Entries provided

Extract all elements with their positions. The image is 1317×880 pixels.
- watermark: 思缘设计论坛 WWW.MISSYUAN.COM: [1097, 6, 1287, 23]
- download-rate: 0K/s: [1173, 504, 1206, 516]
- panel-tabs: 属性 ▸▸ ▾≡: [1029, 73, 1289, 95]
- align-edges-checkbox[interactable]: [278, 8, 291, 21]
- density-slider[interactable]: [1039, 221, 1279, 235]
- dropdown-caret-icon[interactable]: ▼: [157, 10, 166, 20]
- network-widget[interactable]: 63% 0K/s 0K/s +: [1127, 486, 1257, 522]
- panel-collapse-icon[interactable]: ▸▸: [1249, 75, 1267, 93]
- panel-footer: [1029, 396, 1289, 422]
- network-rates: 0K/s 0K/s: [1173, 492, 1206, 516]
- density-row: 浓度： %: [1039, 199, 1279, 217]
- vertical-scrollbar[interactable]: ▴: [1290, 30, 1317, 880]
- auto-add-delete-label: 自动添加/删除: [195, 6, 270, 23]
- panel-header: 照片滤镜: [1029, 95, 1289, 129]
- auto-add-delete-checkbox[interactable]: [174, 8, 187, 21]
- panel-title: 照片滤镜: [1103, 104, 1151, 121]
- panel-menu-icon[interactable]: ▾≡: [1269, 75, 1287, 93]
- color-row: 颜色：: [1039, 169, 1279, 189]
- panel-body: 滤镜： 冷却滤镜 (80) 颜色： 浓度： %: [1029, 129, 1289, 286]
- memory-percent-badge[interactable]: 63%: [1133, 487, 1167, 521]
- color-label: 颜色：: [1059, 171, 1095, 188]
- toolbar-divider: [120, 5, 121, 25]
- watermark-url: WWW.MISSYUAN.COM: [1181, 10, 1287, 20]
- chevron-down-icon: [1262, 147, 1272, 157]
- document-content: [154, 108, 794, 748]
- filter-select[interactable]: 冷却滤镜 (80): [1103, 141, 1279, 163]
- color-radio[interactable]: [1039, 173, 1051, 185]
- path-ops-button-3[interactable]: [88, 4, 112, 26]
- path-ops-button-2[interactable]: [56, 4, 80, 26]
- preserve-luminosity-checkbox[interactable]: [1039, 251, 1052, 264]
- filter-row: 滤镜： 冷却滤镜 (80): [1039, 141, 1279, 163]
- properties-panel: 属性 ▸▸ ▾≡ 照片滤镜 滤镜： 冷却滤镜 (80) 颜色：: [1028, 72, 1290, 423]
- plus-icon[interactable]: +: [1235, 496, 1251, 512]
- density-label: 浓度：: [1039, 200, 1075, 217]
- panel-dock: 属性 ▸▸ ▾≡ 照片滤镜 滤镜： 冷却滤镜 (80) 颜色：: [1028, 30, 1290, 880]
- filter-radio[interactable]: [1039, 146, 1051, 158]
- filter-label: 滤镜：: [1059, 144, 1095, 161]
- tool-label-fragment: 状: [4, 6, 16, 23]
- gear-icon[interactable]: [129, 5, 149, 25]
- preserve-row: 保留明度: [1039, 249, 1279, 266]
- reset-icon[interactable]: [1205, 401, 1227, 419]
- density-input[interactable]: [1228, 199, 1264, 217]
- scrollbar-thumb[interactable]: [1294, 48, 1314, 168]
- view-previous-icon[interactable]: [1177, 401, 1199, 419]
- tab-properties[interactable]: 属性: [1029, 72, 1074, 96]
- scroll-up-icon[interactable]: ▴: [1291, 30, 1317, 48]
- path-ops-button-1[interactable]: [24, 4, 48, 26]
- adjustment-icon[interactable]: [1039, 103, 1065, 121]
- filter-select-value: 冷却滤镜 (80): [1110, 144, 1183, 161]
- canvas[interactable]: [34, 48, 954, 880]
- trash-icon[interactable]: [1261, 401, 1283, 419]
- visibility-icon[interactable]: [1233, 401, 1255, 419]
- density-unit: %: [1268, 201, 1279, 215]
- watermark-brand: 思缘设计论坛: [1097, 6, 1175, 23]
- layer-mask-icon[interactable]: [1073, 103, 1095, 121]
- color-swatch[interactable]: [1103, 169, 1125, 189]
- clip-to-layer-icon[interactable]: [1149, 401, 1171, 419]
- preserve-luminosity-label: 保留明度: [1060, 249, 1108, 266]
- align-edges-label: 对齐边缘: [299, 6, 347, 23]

What the task requires
Render every line of the entries above as a Markdown table with the columns Row and Line. Number the rows consecutively and omit any blank lines.

Result
| Row | Line |
|---|---|
| 1 | Extract all elements with their positions. The image is 1317×880 pixels. |
| 2 | - watermark: 思缘设计论坛 WWW.MISSYUAN.COM: [1097, 6, 1287, 23] |
| 3 | - download-rate: 0K/s: [1173, 504, 1206, 516] |
| 4 | - panel-tabs: 属性 ▸▸ ▾≡: [1029, 73, 1289, 95] |
| 5 | - align-edges-checkbox[interactable]: [278, 8, 291, 21] |
| 6 | - density-slider[interactable]: [1039, 221, 1279, 235] |
| 7 | - dropdown-caret-icon[interactable]: ▼: [157, 10, 166, 20] |
| 8 | - network-widget[interactable]: 63% 0K/s 0K/s +: [1127, 486, 1257, 522] |
| 9 | - panel-collapse-icon[interactable]: ▸▸: [1249, 75, 1267, 93] |
| 10 | - panel-footer: [1029, 396, 1289, 422] |
| 11 | - network-rates: 0K/s 0K/s: [1173, 492, 1206, 516] |
| 12 | - density-row: 浓度： %: [1039, 199, 1279, 217] |
| 13 | - vertical-scrollbar[interactable]: ▴: [1290, 30, 1317, 880] |
| 14 | - auto-add-delete-label: 自动添加/删除: [195, 6, 270, 23] |
| 15 | - panel-header: 照片滤镜: [1029, 95, 1289, 129] |
| 16 | - auto-add-delete-checkbox[interactable]: [174, 8, 187, 21] |
| 17 | - panel-title: 照片滤镜: [1103, 104, 1151, 121] |
| 18 | - panel-menu-icon[interactable]: ▾≡: [1269, 75, 1287, 93] |
| 19 | - color-row: 颜色：: [1039, 169, 1279, 189] |
| 20 | - panel-body: 滤镜： 冷却滤镜 (80) 颜色： 浓度： %: [1029, 129, 1289, 286] |
| 21 | - memory-percent-badge[interactable]: 63%: [1133, 487, 1167, 521] |
| 22 | - color-label: 颜色：: [1059, 171, 1095, 188] |
| 23 | - toolbar-divider: [120, 5, 121, 25] |
| 24 | - watermark-url: WWW.MISSYUAN.COM: [1181, 10, 1287, 20] |
| 25 | - chevron-down-icon: [1262, 147, 1272, 157] |
| 26 | - document-content: [154, 108, 794, 748] |
| 27 | - filter-select[interactable]: 冷却滤镜 (80): [1103, 141, 1279, 163] |
| 28 | - color-radio[interactable]: [1039, 173, 1051, 185] |
| 29 | - path-ops-button-3[interactable]: [88, 4, 112, 26] |
| 30 | - path-ops-button-2[interactable]: [56, 4, 80, 26] |
| 31 | - preserve-luminosity-checkbox[interactable]: [1039, 251, 1052, 264] |
| 32 | - filter-row: 滤镜： 冷却滤镜 (80): [1039, 141, 1279, 163] |
| 33 | - properties-panel: 属性 ▸▸ ▾≡ 照片滤镜 滤镜： 冷却滤镜 (80) 颜色：: [1028, 72, 1290, 423] |
| 34 | - plus-icon[interactable]: +: [1235, 496, 1251, 512] |
| 35 | - density-label: 浓度：: [1039, 200, 1075, 217] |
| 36 | - panel-dock: 属性 ▸▸ ▾≡ 照片滤镜 滤镜： 冷却滤镜 (80) 颜色：: [1028, 30, 1290, 880] |
| 37 | - filter-radio[interactable]: [1039, 146, 1051, 158] |
| 38 | - filter-label: 滤镜：: [1059, 144, 1095, 161] |
| 39 | - tool-label-fragment: 状: [4, 6, 16, 23] |
| 40 | - gear-icon[interactable]: [129, 5, 149, 25] |
| 41 | - preserve-row: 保留明度: [1039, 249, 1279, 266] |
| 42 | - reset-icon[interactable]: [1205, 401, 1227, 419] |
| 43 | - density-input[interactable]: [1228, 199, 1264, 217] |
| 44 | - scrollbar-thumb[interactable]: [1294, 48, 1314, 168] |
| 45 | - view-previous-icon[interactable]: [1177, 401, 1199, 419] |
| 46 | - tab-properties[interactable]: 属性: [1029, 72, 1074, 96] |
| 47 | - scroll-up-icon[interactable]: ▴: [1291, 30, 1317, 48] |
| 48 | - path-ops-button-1[interactable]: [24, 4, 48, 26] |
| 49 | - adjustment-icon[interactable]: [1039, 103, 1065, 121] |
| 50 | - filter-select-value: 冷却滤镜 (80): [1110, 144, 1183, 161] |
| 51 | - canvas[interactable]: [34, 48, 954, 880] |
| 52 | - trash-icon[interactable]: [1261, 401, 1283, 419] |
| 53 | - visibility-icon[interactable]: [1233, 401, 1255, 419] |
| 54 | - density-unit: %: [1268, 201, 1279, 215] |
| 55 | - watermark-brand: 思缘设计论坛: [1097, 6, 1175, 23] |
| 56 | - layer-mask-icon[interactable]: [1073, 103, 1095, 121] |
| 57 | - color-swatch[interactable]: [1103, 169, 1125, 189] |
| 58 | - clip-to-layer-icon[interactable]: [1149, 401, 1171, 419] |
| 59 | - preserve-luminosity-label: 保留明度: [1060, 249, 1108, 266] |
| 60 | - align-edges-label: 对齐边缘: [299, 6, 347, 23] |